> [Job] Give the data again, word for word.

____ Available records

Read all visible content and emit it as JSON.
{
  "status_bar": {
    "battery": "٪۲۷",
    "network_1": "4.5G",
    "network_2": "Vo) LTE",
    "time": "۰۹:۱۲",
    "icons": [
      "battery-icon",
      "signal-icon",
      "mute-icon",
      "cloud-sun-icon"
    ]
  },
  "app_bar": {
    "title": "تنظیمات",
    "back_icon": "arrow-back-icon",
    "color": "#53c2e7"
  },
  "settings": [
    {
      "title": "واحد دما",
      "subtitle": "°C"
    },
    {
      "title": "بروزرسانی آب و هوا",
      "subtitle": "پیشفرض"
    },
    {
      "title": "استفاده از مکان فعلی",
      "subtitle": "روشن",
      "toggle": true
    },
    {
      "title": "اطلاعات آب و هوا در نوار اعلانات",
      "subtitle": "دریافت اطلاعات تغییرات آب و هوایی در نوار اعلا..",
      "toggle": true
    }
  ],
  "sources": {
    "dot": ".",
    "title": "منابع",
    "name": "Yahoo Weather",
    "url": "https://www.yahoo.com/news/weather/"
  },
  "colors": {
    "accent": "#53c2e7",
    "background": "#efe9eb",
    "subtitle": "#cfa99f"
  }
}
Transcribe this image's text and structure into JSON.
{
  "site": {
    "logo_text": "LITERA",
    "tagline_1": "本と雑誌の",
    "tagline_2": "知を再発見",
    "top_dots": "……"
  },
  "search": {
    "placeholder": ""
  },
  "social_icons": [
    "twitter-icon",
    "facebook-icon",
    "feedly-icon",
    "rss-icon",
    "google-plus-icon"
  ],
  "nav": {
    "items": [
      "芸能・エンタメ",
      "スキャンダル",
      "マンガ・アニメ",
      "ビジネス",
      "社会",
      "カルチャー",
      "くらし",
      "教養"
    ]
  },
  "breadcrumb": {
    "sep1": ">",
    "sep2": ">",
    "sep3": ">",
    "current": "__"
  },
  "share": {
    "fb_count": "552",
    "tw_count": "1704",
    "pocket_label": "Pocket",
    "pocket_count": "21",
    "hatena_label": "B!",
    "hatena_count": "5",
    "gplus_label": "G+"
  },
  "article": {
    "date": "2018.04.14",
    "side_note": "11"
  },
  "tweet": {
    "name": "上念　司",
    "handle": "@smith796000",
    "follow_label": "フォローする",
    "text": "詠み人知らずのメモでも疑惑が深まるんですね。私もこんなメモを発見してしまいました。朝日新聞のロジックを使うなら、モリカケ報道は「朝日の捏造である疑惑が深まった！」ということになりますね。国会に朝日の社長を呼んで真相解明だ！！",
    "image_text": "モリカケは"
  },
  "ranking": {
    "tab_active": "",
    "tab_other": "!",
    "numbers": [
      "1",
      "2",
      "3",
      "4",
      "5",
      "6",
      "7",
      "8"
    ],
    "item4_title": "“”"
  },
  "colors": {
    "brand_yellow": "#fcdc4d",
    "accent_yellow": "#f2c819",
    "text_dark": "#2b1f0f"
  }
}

________

> [Exercise result]
Read all visible content and emit it as JSON.
{
  "status_bar": {
    "battery": "٪۲۷",
    "network_1": "4.5G",
    "network_2": "Vo) LTE",
    "time": "۰۹:۱۲",
    "icons": [
      "battery-icon",
      "signal-icon",
      "mute-icon",
      "cloud-sun-icon"
    ]
  },
  "app_bar": {
    "title": "تنظیمات",
    "back_icon": "arrow-back-icon",
    "color": "#53c2e7"
  },
  "settings": [
    {
      "title": "واحد دما",
      "subtitle": "°C"
    },
    {
      "title": "بروزرسانی آب و هوا",
      "subtitle": "پیشفرض"
    },
    {
      "title": "استفاده از مکان فعلی",
      "subtitle": "روشن",
      "toggle": true
    },
    {
      "title": "اطلاعات آب و هوا در نوار اعلانات",
      "subtitle": "دریافت اطلاعات تغییرات آب و هوایی در نوار اعلا..",
      "toggle": true
    }
  ],
  "sources": {
    "dot": ".",
    "title": "منابع",
    "name": "Yahoo Weather",
    "url": "https://www.yahoo.com/news/weather/"
  },
  "colors": {
    "accent": "#53c2e7",
    "background": "#efe9eb",
    "subtitle": "#cfa99f"
  }
}
Transcribe this image's text and structure into JSON.
{
  "site": {
    "logo_text": "LITERA",
    "tagline_1": "本と雑誌の",
    "tagline_2": "知を再発見",
    "top_dots": "……"
  },
  "search": {
    "placeholder": ""
  },
  "social_icons": [
    "twitter-icon",
    "facebook-icon",
    "feedly-icon",
    "rss-icon",
    "google-plus-icon"
  ],
  "nav": {
    "items": [
      "芸能・エンタメ",
      "スキャンダル",
      "マンガ・アニメ",
      "ビジネス",
      "社会",
      "カルチャー",
      "くらし",
      "教養"
    ]
  },
  "breadcrumb": {
    "sep1": ">",
    "sep2": ">",
    "sep3": ">",
    "current": "__"
  },
  "share": {
    "fb_count": "552",
    "tw_count": "1704",
    "pocket_label": "Pocket",
    "pocket_count": "21",
    "hatena_label": "B!",
    "hatena_count": "5",
    "gplus_label": "G+"
  },
  "article": {
    "date": "2018.04.14",
    "side_note": "11"
  },
  "tweet": {
    "name": "上念　司",
    "handle": "@smith796000",
    "follow_label": "フォローする",
    "text": "詠み人知らずのメモでも疑惑が深まるんですね。私もこんなメモを発見してしまいました。朝日新聞のロジックを使うなら、モリカケ報道は「朝日の捏造である疑惑が深まった！」ということになりますね。国会に朝日の社長を呼んで真相解明だ！！",
    "image_text": "モリカケは"
  },
  "ranking": {
    "tab_active": "",
    "tab_other": "!",
    "numbers": [
      "1",
      "2",
      "3",
      "4",
      "5",
      "6",
      "7",
      "8"
    ],
    "item4_title": "“”"
  },
  "colors": {
    "brand_yellow": "#fcdc4d",
    "accent_yellow": "#f2c819",
    "text_dark": "#2b1f0f"
  }
}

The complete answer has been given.